## Extracts from a graphics dataset:
▽
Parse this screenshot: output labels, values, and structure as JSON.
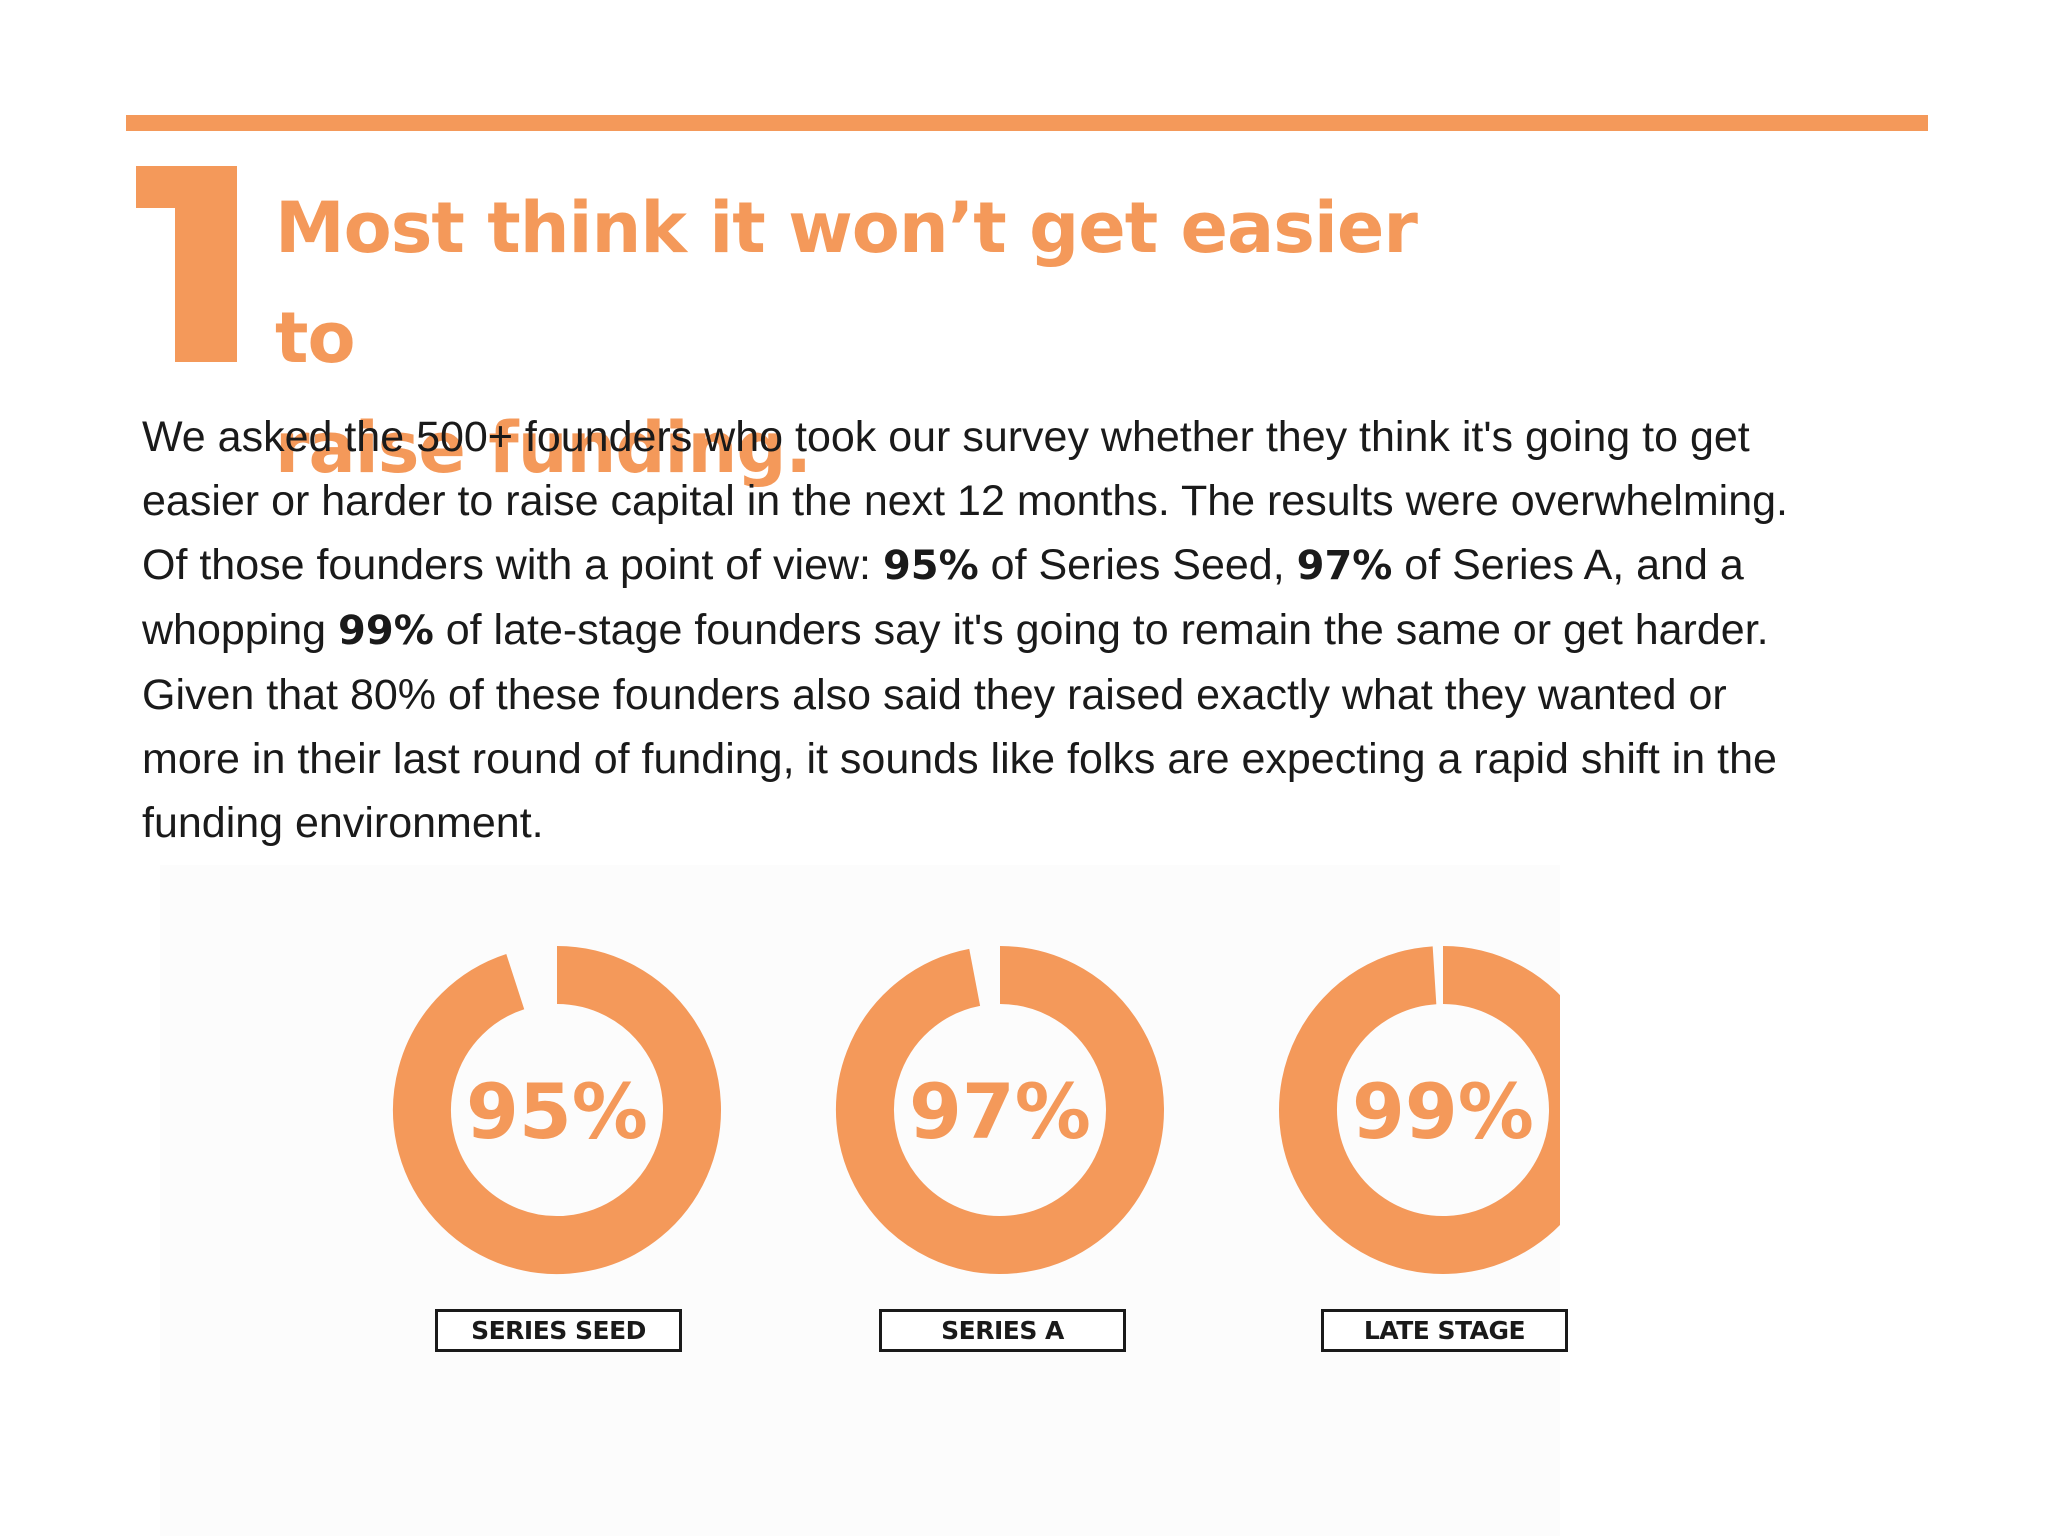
{
  "section": {
    "number": "1",
    "headline_line1": "Most think it won’t get easier to",
    "headline_line2": "raise funding."
  },
  "body": {
    "line1": "We asked the 500+ founders who took our survey whether they think it's going to get",
    "line2": "easier or harder to raise capital in the next 12 months. The results were overwhelming.",
    "line3_pre": "Of those founders with a point of view: ",
    "line3_b1": "95%",
    "line3_mid": " of Series Seed, ",
    "line3_b2": "97%",
    "line3_post": " of Series A, and a",
    "line4_pre": "whopping ",
    "line4_b": "99%",
    "line4_post": " of late-stage founders say it's going to remain the same or get harder.",
    "line5": "Given that 80% of these founders also said they raised exactly what they wanted or",
    "line6": "more in their last round of funding, it sounds like folks are expecting a rapid shift in the",
    "line7": "funding environment."
  },
  "colors": {
    "accent": "#f4995a",
    "text": "#1a1a1a"
  },
  "chart_data": {
    "type": "pie",
    "variant": "donut",
    "charts": [
      {
        "label": "SERIES SEED",
        "value": 95,
        "display": "95%"
      },
      {
        "label": "SERIES A",
        "value": 97,
        "display": "97%"
      },
      {
        "label": "LATE STAGE",
        "value": 99,
        "display": "99%"
      }
    ],
    "unit": "%"
  }
}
△
## GIVEN REQUEST:
Write out the records above exactly as they stand, leaving out every picture.

## SOLUTION:
Parse this screenshot: output labels, values, and structure as JSON.
{
  "section": {
    "number": "1",
    "headline_line1": "Most think it won’t get easier to",
    "headline_line2": "raise funding."
  },
  "body": {
    "line1": "We asked the 500+ founders who took our survey whether they think it's going to get",
    "line2": "easier or harder to raise capital in the next 12 months. The results were overwhelming.",
    "line3_pre": "Of those founders with a point of view: ",
    "line3_b1": "95%",
    "line3_mid": " of Series Seed, ",
    "line3_b2": "97%",
    "line3_post": " of Series A, and a",
    "line4_pre": "whopping ",
    "line4_b": "99%",
    "line4_post": " of late-stage founders say it's going to remain the same or get harder.",
    "line5": "Given that 80% of these founders also said they raised exactly what they wanted or",
    "line6": "more in their last round of funding, it sounds like folks are expecting a rapid shift in the",
    "line7": "funding environment."
  },
  "colors": {
    "accent": "#f4995a",
    "text": "#1a1a1a"
  },
  "chart_data": {
    "type": "pie",
    "variant": "donut",
    "charts": [
      {
        "label": "SERIES SEED",
        "value": 95,
        "display": "95%"
      },
      {
        "label": "SERIES A",
        "value": 97,
        "display": "97%"
      },
      {
        "label": "LATE STAGE",
        "value": 99,
        "display": "99%"
      }
    ],
    "unit": "%"
  }
}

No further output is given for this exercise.